::: RECORDS PROVIDED :::
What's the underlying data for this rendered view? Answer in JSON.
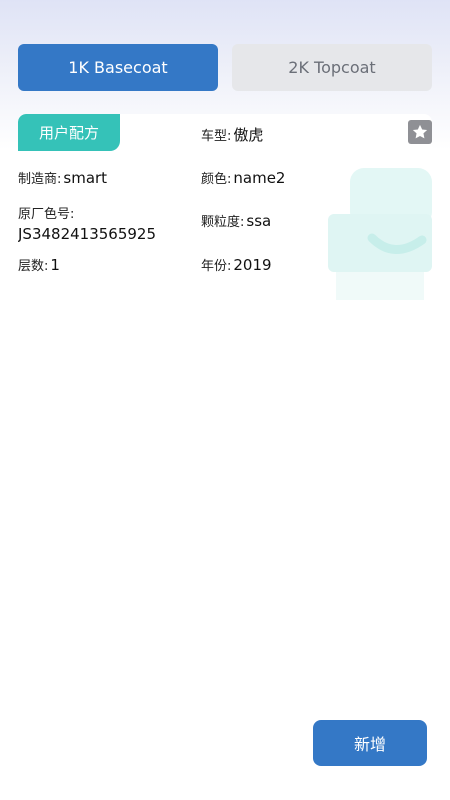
{
  "tabs": [
    {
      "label": "1K Basecoat",
      "active": true
    },
    {
      "label": "2K Topcoat",
      "active": false
    }
  ],
  "card": {
    "badge": "用户配方",
    "car_type_label": "车型:",
    "car_type_value": "傲虎",
    "maker_label": "制造商:",
    "maker_value": "smart",
    "color_label": "颜色:",
    "color_value": "name2",
    "oem_code_label": "原厂色号:",
    "oem_code_value": "JS3482413565925",
    "grain_label": "颗粒度:",
    "grain_value": "ssa",
    "layers_label": "层数:",
    "layers_value": "1",
    "year_label": "年份:",
    "year_value": "2019",
    "favorite_icon": "star-icon"
  },
  "actions": {
    "add_label": "新增"
  },
  "colors": {
    "primary": "#3478c6",
    "teal": "#35c2b8",
    "inactive_bg": "#e6e7ea",
    "inactive_text": "#6b6f78"
  }
}
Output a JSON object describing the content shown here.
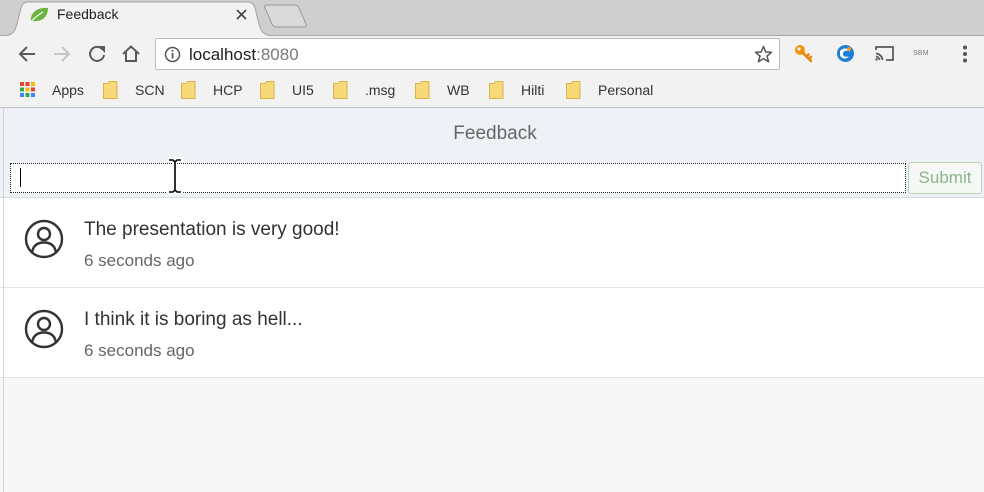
{
  "browser": {
    "tab": {
      "title": "Feedback",
      "favicon": "spring-leaf-icon",
      "close_icon": "close-icon"
    },
    "address": {
      "host": "localhost",
      "port": ":8080",
      "icon": "info-icon"
    },
    "toolbar_icons": [
      "back-arrow-icon",
      "forward-arrow-icon",
      "reload-icon",
      "home-icon",
      "star-icon",
      "key-icon",
      "globe-icon",
      "cast-icon",
      "menu-dots-icon"
    ],
    "extension_label": "SBM",
    "bookmarks": [
      {
        "label": "Apps",
        "icon": "apps-grid-icon"
      },
      {
        "label": "SCN",
        "icon": "folder-icon"
      },
      {
        "label": "HCP",
        "icon": "folder-icon"
      },
      {
        "label": "UI5",
        "icon": "folder-icon"
      },
      {
        "label": ".msg",
        "icon": "folder-icon"
      },
      {
        "label": "WB",
        "icon": "folder-icon"
      },
      {
        "label": "Hilti",
        "icon": "folder-icon"
      },
      {
        "label": "Personal",
        "icon": "folder-icon"
      }
    ]
  },
  "page": {
    "title": "Feedback",
    "feedback_input": {
      "value": ""
    },
    "submit": {
      "label": "Submit",
      "disabled": true
    },
    "feed": [
      {
        "text": "The presentation is very good!",
        "timestamp": "6 seconds ago",
        "icon": "person-icon"
      },
      {
        "text": "I think it is boring as hell...",
        "timestamp": "6 seconds ago",
        "icon": "person-icon"
      }
    ]
  },
  "colors": {
    "favicon_leaf": "#6db33f",
    "page_header_background": "#eef2f6",
    "submit_text": "#8ab58a",
    "list_background": "#ffffff",
    "page_background": "#f7f7f7"
  }
}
:::
= REQUIRED WORK =
The lines to repeat start at the one holding "Output a JSON" and run through the last line of the records above; write them out exactly, both ends included, but not the pictures.

= FULL SOLUTION =
Output a JSON object describing the content shown here.
{
  "browser": {
    "tab": {
      "title": "Feedback",
      "favicon": "spring-leaf-icon",
      "close_icon": "close-icon"
    },
    "address": {
      "host": "localhost",
      "port": ":8080",
      "icon": "info-icon"
    },
    "toolbar_icons": [
      "back-arrow-icon",
      "forward-arrow-icon",
      "reload-icon",
      "home-icon",
      "star-icon",
      "key-icon",
      "globe-icon",
      "cast-icon",
      "menu-dots-icon"
    ],
    "extension_label": "SBM",
    "bookmarks": [
      {
        "label": "Apps",
        "icon": "apps-grid-icon"
      },
      {
        "label": "SCN",
        "icon": "folder-icon"
      },
      {
        "label": "HCP",
        "icon": "folder-icon"
      },
      {
        "label": "UI5",
        "icon": "folder-icon"
      },
      {
        "label": ".msg",
        "icon": "folder-icon"
      },
      {
        "label": "WB",
        "icon": "folder-icon"
      },
      {
        "label": "Hilti",
        "icon": "folder-icon"
      },
      {
        "label": "Personal",
        "icon": "folder-icon"
      }
    ]
  },
  "page": {
    "title": "Feedback",
    "feedback_input": {
      "value": ""
    },
    "submit": {
      "label": "Submit",
      "disabled": true
    },
    "feed": [
      {
        "text": "The presentation is very good!",
        "timestamp": "6 seconds ago",
        "icon": "person-icon"
      },
      {
        "text": "I think it is boring as hell...",
        "timestamp": "6 seconds ago",
        "icon": "person-icon"
      }
    ]
  },
  "colors": {
    "favicon_leaf": "#6db33f",
    "page_header_background": "#eef2f6",
    "submit_text": "#8ab58a",
    "list_background": "#ffffff",
    "page_background": "#f7f7f7"
  }
}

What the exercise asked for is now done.